### Goal
Return, word for word, every line starting at the line with "Extract the structured" and ending at the final line of the entries; skip the pictures.

### Dataset records

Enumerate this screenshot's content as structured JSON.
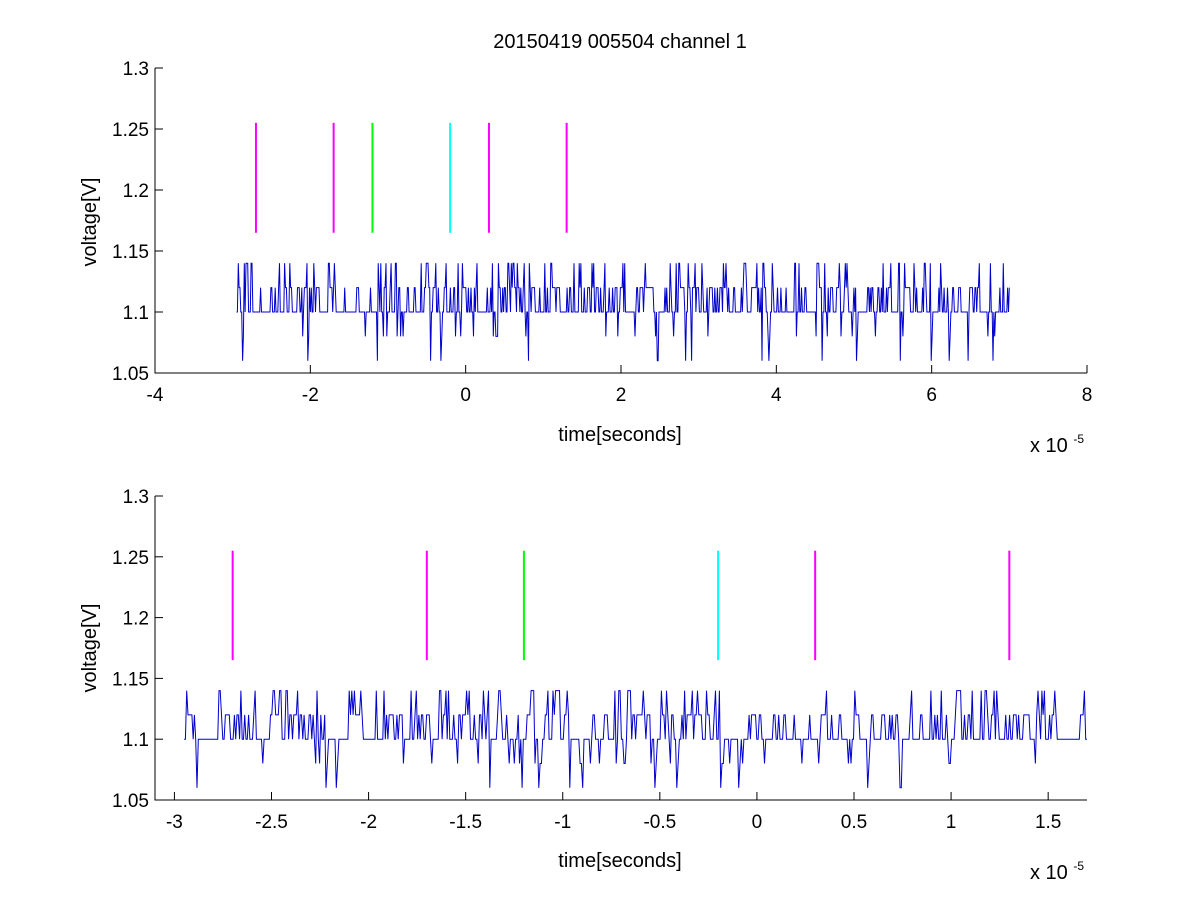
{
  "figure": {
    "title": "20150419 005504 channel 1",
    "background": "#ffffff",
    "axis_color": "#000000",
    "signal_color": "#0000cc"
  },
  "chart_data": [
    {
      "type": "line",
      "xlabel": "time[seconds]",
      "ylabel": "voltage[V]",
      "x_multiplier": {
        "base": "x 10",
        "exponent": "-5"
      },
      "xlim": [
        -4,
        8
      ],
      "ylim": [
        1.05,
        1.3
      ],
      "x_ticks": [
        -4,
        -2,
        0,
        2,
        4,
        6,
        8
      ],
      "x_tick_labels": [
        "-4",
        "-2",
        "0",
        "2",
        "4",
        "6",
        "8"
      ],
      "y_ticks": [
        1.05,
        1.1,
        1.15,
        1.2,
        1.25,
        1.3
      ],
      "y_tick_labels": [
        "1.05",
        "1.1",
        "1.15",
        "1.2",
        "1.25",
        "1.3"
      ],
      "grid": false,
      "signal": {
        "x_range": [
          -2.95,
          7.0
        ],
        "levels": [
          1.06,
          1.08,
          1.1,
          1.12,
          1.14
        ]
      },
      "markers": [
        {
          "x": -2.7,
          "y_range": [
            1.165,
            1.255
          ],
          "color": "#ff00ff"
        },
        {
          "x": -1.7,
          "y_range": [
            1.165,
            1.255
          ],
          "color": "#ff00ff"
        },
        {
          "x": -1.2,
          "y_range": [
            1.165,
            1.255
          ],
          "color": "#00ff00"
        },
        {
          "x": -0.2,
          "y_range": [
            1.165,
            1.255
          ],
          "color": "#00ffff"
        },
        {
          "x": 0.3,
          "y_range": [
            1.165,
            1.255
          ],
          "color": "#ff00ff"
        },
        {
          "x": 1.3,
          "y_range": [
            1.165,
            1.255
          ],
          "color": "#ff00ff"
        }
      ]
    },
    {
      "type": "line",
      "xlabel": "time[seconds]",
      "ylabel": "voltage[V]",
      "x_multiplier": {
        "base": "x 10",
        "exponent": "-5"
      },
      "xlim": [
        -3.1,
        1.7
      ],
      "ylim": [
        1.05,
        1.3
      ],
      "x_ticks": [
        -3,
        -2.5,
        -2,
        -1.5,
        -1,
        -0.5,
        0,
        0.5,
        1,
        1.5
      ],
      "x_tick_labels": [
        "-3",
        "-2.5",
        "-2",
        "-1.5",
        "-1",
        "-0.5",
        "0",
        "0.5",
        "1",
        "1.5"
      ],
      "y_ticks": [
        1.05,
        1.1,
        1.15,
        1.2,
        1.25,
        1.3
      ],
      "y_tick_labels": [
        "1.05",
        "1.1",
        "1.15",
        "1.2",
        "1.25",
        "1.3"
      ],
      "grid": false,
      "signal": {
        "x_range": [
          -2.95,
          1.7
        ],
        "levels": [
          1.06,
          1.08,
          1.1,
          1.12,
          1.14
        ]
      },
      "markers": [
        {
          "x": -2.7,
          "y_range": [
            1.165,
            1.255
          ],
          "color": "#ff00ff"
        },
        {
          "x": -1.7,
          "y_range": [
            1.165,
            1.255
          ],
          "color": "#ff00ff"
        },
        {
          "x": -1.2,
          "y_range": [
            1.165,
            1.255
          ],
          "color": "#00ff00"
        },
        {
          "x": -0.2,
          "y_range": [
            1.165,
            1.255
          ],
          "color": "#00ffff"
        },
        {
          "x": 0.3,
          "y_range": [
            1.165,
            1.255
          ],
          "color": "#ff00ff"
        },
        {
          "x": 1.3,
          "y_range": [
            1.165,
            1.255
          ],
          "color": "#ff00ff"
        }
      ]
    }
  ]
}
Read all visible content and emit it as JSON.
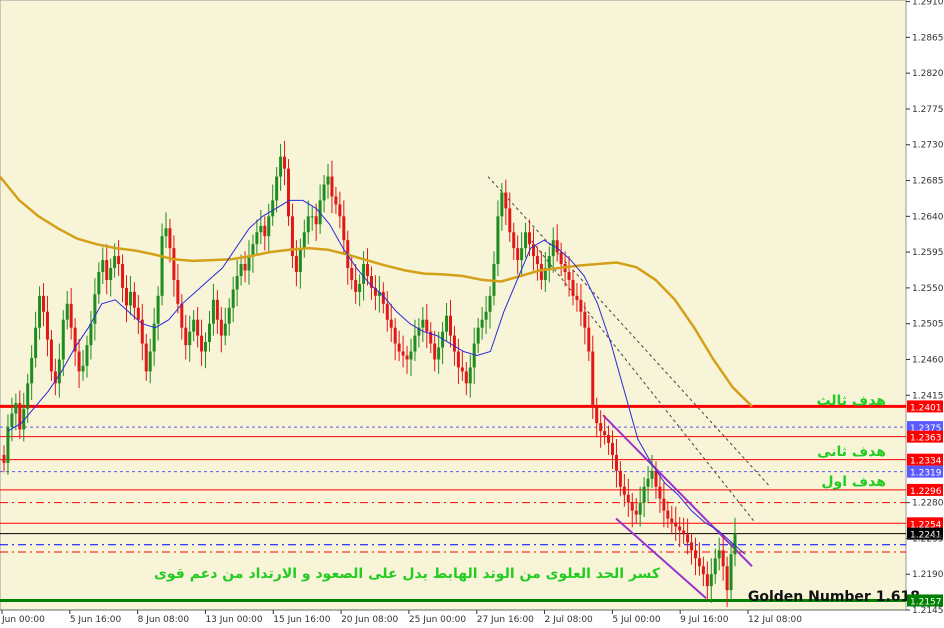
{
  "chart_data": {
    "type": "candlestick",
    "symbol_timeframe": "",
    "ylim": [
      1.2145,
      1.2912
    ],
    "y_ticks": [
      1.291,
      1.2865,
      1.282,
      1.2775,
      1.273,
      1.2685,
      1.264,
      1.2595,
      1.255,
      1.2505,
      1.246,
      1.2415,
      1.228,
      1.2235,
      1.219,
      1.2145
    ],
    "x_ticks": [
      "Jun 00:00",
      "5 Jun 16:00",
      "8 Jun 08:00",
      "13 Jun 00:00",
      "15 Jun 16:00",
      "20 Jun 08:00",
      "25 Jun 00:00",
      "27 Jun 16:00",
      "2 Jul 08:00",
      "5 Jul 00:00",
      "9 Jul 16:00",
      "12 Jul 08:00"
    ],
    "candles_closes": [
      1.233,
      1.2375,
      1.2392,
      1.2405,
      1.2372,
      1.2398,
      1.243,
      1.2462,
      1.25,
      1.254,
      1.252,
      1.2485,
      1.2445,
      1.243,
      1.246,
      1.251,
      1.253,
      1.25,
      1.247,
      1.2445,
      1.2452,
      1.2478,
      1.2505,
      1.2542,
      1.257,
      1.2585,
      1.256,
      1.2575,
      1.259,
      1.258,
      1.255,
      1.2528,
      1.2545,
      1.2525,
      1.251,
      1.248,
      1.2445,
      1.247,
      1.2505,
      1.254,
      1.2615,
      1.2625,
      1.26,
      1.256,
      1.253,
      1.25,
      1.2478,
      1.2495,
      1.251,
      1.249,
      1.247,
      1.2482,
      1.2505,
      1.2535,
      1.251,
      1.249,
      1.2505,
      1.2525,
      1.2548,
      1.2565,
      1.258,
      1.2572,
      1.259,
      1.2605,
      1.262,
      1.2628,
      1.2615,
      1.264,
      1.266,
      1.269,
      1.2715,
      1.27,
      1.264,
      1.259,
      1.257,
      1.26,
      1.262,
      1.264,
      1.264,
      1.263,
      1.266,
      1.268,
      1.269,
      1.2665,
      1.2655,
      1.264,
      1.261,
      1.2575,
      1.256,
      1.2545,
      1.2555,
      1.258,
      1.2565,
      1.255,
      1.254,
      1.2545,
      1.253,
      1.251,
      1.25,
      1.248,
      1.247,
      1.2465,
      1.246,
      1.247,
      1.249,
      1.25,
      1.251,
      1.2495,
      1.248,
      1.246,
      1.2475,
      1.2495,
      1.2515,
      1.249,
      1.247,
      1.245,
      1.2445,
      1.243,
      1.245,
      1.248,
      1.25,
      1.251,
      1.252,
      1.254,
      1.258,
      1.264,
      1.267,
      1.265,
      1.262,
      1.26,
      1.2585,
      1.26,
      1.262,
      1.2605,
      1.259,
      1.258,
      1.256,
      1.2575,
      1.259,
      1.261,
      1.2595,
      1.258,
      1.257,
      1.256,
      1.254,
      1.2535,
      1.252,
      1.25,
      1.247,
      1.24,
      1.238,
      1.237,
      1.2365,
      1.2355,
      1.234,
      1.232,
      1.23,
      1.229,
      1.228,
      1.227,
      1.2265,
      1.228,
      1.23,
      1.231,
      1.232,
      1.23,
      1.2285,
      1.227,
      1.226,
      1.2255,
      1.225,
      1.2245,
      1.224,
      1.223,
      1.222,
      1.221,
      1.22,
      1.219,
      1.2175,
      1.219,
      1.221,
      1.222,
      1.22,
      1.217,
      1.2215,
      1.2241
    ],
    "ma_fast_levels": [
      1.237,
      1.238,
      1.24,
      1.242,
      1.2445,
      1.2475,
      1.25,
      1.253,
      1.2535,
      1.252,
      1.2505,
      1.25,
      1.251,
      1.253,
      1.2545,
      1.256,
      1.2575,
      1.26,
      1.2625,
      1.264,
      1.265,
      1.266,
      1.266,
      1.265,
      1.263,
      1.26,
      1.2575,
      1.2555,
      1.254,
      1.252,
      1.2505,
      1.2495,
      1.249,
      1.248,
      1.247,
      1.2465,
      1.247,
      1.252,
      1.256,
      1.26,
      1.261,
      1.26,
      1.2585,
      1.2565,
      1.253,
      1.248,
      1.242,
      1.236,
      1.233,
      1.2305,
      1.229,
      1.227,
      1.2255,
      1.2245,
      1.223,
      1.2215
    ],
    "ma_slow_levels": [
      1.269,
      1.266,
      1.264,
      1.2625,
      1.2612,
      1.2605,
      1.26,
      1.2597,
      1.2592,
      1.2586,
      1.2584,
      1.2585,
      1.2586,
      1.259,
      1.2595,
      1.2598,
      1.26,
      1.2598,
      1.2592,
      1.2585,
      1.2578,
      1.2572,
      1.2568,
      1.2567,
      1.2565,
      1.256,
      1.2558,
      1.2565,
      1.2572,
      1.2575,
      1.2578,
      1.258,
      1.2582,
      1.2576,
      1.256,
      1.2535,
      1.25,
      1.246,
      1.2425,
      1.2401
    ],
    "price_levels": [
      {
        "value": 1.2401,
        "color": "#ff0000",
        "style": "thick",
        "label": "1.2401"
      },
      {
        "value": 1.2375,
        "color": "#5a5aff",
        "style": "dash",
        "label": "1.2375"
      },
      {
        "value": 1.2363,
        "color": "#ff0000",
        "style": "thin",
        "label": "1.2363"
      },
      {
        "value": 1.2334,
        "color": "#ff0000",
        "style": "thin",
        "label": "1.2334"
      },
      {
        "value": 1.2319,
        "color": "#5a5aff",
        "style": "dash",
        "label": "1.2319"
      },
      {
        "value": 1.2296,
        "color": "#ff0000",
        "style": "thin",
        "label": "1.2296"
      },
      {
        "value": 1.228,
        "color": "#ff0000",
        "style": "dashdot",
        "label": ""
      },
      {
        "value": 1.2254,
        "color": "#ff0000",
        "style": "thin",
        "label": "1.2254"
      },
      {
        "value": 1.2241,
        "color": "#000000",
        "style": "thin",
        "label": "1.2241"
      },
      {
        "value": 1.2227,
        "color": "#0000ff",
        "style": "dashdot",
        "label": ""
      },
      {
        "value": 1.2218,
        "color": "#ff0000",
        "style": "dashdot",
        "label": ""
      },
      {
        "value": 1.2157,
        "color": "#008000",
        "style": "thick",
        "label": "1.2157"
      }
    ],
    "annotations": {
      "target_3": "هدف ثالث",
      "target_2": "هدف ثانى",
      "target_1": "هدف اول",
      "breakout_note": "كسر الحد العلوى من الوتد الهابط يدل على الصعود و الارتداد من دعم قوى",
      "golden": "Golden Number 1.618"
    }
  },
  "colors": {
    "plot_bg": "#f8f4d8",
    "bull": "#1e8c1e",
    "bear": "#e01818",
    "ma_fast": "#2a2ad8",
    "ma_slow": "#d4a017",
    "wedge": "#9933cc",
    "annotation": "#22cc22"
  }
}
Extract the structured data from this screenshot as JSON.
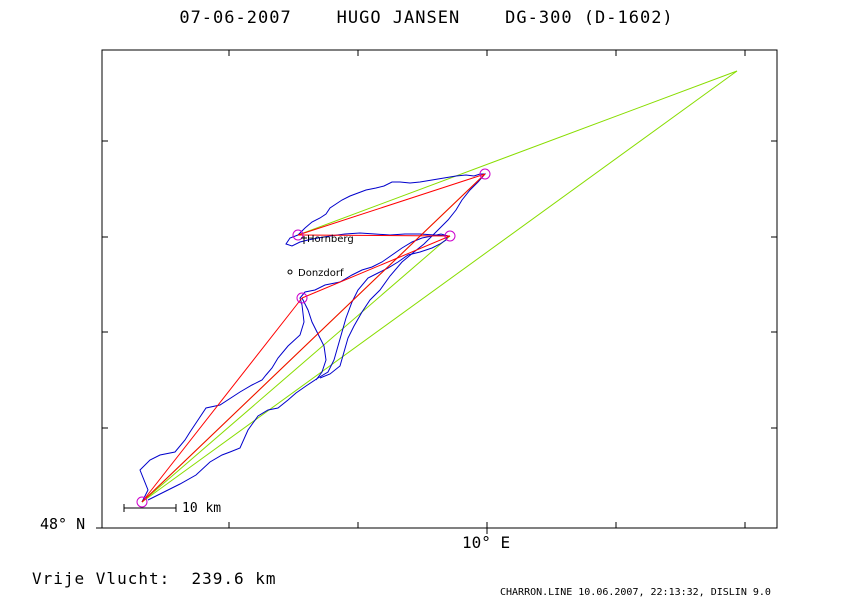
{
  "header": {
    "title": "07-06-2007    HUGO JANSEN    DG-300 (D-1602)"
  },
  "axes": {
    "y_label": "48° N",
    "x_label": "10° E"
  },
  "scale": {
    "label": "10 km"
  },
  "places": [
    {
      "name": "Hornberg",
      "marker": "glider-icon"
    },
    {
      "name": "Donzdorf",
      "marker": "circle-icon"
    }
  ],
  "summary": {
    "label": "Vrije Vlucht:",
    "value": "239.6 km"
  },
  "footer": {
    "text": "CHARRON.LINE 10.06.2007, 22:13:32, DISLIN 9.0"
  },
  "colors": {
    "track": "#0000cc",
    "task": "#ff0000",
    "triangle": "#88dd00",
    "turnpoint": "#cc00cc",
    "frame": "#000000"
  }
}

### Task answer
Extract the structured data from this screenshot as JSON.
{
  "header": {
    "title": "07-06-2007    HUGO JANSEN    DG-300 (D-1602)"
  },
  "axes": {
    "y_label": "48° N",
    "x_label": "10° E"
  },
  "scale": {
    "label": "10 km"
  },
  "places": [
    {
      "name": "Hornberg",
      "marker": "glider-icon"
    },
    {
      "name": "Donzdorf",
      "marker": "circle-icon"
    }
  ],
  "summary": {
    "label": "Vrije Vlucht:",
    "value": "239.6 km"
  },
  "footer": {
    "text": "CHARRON.LINE 10.06.2007, 22:13:32, DISLIN 9.0"
  },
  "colors": {
    "track": "#0000cc",
    "task": "#ff0000",
    "triangle": "#88dd00",
    "turnpoint": "#cc00cc",
    "frame": "#000000"
  }
}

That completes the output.